Dataset excerpt:

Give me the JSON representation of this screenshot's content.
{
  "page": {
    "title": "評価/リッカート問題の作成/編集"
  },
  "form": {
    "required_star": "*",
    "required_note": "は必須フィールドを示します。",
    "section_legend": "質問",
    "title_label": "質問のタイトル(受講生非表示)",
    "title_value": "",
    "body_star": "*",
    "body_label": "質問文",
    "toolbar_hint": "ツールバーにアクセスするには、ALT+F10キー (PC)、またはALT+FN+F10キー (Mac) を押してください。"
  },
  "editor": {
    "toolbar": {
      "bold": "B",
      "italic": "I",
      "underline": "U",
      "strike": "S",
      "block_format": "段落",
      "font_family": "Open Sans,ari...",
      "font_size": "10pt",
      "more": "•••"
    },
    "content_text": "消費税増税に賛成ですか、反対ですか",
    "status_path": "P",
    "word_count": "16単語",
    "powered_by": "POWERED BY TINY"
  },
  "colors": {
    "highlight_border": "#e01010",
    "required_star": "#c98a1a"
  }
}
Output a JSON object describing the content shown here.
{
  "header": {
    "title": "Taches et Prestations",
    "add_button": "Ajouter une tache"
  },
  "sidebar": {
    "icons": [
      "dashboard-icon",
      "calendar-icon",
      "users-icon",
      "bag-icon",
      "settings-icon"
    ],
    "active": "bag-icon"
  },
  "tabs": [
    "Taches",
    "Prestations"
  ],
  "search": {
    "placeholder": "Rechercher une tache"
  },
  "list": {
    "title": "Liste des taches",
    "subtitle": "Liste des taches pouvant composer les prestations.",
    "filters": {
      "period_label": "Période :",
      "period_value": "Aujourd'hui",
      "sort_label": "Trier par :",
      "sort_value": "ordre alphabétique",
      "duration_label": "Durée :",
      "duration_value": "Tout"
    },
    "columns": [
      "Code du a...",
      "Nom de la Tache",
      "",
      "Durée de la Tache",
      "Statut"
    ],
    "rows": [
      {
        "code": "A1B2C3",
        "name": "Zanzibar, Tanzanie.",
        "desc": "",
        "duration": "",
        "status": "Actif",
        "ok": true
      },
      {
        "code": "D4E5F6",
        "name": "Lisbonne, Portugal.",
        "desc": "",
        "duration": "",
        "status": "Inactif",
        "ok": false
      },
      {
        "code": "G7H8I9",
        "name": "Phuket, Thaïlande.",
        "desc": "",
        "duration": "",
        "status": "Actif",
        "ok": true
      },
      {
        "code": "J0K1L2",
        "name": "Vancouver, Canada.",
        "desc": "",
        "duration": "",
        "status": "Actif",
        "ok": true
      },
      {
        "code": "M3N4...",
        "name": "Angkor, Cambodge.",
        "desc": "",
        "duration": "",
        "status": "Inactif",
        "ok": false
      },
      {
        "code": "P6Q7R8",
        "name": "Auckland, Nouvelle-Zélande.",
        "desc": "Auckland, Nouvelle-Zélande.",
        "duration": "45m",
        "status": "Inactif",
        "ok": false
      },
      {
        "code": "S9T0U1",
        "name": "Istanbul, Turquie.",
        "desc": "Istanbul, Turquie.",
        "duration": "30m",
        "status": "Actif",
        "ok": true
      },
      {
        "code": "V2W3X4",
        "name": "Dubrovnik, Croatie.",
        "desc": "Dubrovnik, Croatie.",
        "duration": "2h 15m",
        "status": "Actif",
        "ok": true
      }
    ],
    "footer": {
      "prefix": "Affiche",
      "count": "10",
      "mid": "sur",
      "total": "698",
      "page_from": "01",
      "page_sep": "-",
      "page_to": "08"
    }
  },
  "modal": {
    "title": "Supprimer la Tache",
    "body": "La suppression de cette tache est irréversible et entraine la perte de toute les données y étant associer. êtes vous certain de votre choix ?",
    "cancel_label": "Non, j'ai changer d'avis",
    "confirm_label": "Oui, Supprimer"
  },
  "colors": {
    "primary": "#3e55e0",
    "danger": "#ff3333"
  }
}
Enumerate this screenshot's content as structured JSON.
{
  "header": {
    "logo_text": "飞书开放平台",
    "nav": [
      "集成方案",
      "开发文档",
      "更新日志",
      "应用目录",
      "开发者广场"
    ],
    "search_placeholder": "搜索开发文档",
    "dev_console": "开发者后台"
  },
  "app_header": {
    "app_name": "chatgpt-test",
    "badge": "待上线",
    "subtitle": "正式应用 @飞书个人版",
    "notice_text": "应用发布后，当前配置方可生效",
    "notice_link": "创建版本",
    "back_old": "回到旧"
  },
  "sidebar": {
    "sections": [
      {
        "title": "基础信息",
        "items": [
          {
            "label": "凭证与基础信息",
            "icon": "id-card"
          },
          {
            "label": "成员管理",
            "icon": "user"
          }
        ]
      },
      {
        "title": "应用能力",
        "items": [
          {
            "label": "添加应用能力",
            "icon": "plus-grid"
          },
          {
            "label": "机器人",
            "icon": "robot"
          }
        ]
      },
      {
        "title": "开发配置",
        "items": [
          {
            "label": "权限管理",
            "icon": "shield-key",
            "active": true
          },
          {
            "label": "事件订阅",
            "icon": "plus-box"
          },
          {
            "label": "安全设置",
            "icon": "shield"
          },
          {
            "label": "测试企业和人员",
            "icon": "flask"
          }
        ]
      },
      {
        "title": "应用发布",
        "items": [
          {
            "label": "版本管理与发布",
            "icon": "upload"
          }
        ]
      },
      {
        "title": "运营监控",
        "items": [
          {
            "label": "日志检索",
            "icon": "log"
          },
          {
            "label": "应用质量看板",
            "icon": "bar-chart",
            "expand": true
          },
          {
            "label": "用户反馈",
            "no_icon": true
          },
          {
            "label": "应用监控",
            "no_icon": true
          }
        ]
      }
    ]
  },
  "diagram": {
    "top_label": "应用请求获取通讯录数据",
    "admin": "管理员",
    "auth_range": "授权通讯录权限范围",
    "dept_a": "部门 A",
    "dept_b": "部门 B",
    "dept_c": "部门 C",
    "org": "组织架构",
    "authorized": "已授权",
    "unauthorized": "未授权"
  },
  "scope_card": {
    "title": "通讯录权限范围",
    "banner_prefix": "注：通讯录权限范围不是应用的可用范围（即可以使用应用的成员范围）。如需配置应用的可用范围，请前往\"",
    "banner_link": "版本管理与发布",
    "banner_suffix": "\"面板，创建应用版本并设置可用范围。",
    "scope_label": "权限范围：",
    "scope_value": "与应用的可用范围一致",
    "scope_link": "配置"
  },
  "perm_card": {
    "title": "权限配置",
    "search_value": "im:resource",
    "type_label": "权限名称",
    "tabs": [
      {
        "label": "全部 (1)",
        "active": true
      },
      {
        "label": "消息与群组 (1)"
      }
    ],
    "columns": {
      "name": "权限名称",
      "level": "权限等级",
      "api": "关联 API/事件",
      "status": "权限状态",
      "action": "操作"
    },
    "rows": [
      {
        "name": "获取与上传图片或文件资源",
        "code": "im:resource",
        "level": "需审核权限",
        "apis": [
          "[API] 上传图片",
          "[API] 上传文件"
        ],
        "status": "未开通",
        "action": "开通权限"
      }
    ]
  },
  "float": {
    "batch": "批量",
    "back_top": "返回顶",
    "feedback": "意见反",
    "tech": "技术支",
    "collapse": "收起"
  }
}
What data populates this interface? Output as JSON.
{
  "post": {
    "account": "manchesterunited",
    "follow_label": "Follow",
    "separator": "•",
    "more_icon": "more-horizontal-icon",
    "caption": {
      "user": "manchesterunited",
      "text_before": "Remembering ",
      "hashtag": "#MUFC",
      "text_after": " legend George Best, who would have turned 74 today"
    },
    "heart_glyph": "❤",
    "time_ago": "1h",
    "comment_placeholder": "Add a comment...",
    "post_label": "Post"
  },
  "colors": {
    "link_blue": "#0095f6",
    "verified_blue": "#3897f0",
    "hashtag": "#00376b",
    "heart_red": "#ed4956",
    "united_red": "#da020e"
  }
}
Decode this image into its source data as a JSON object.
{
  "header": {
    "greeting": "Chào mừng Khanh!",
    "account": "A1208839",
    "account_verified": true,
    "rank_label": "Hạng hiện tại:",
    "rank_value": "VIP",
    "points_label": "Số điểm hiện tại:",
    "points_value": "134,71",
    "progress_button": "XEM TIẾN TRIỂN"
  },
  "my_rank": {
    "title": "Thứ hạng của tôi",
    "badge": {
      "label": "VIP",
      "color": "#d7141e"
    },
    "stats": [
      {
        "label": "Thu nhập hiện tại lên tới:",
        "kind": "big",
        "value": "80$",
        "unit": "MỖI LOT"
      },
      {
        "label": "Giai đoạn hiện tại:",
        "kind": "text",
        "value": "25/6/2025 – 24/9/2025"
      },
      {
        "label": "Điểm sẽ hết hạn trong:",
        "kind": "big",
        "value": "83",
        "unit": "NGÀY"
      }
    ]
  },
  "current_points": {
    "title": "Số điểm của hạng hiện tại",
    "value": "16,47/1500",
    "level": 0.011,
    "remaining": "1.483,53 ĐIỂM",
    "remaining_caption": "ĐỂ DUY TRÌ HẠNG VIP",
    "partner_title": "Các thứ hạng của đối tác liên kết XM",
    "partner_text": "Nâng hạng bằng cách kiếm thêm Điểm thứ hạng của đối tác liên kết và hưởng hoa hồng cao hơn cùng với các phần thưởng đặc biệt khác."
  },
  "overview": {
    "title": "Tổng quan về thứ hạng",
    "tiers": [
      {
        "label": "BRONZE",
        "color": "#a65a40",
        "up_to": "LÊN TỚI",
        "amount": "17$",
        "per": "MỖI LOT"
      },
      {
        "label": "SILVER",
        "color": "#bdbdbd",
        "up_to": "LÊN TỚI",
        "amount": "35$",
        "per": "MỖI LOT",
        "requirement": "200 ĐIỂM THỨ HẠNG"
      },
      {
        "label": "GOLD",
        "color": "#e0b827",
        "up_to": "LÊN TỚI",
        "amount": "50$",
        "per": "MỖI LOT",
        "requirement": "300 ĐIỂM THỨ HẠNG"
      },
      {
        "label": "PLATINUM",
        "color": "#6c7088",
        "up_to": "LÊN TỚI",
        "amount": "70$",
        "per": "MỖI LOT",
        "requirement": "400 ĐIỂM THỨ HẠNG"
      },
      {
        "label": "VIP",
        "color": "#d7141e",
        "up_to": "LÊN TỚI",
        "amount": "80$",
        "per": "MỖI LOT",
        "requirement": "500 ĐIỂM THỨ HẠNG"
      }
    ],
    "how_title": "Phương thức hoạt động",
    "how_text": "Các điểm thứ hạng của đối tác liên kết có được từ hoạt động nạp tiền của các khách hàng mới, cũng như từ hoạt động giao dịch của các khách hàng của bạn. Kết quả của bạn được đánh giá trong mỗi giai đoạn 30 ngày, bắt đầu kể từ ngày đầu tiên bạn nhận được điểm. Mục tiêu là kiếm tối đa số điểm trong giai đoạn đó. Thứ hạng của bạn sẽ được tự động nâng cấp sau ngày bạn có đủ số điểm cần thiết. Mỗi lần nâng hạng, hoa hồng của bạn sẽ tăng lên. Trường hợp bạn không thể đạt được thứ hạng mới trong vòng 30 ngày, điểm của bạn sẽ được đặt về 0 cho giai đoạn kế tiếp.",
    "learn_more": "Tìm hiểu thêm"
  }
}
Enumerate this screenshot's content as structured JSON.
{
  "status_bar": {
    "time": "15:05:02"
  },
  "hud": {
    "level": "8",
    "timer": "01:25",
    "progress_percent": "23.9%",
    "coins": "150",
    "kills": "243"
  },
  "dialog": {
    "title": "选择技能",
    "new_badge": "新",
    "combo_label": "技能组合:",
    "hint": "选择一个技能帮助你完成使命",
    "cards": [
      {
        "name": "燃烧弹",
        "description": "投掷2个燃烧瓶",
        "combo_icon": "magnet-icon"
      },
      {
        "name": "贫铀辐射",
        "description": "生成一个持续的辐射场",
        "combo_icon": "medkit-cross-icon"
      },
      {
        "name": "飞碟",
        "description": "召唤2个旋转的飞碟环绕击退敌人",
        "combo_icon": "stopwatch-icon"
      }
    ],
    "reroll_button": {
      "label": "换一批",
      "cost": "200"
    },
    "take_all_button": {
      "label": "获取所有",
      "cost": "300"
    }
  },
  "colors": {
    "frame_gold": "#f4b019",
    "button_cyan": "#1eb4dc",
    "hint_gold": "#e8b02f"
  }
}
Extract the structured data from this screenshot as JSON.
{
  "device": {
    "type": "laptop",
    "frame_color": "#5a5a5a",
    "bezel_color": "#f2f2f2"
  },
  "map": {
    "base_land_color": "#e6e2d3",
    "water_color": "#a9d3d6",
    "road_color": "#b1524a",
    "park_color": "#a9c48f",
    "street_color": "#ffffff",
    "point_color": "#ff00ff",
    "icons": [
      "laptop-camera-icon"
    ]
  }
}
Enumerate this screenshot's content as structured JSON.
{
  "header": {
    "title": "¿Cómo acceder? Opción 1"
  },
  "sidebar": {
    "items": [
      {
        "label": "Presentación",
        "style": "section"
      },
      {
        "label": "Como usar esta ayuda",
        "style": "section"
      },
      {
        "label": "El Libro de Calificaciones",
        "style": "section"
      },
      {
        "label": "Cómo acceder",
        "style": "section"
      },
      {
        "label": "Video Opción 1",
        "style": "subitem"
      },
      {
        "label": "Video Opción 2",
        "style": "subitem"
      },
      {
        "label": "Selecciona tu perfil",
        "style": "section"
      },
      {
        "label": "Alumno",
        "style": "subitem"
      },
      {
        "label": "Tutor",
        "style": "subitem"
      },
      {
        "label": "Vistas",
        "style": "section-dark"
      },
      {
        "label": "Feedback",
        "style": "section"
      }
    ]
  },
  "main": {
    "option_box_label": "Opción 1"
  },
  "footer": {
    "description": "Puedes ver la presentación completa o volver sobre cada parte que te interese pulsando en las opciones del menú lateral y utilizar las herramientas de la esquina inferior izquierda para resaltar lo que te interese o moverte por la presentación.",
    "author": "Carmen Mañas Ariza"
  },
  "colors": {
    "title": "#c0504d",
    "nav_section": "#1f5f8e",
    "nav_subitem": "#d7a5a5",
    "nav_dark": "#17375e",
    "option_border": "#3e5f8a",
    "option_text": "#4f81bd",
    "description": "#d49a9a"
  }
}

OBJECTIVE
Scan the data for the word "đoạn" and copy every line where it shows up.

WRITTEN ANSWER
        "label": "Giai đoạn hiện tại:",
    "how_text": "Các điểm thứ hạng của đối tác liên kết có được từ hoạt động nạp tiền của các khách hàng mới, cũng như từ hoạt động giao dịch của các khách hàng của bạn. Kết quả của bạn được đánh giá trong mỗi giai đoạn 30 ngày, bắt đầu kể từ ngày đầu tiên bạn nhận được điểm. Mục tiêu là kiếm tối đa số điểm trong giai đoạn đó. Thứ hạng của bạn sẽ được tự động nâng cấp sau ngày bạn có đủ số điểm cần thiết. Mỗi lần nâng hạng, hoa hồng của bạn sẽ tăng lên. Trường hợp bạn không thể đạt được thứ hạng mới trong vòng 30 ngày, điểm của bạn sẽ được đặt về 0 cho giai đoạn kế tiếp.",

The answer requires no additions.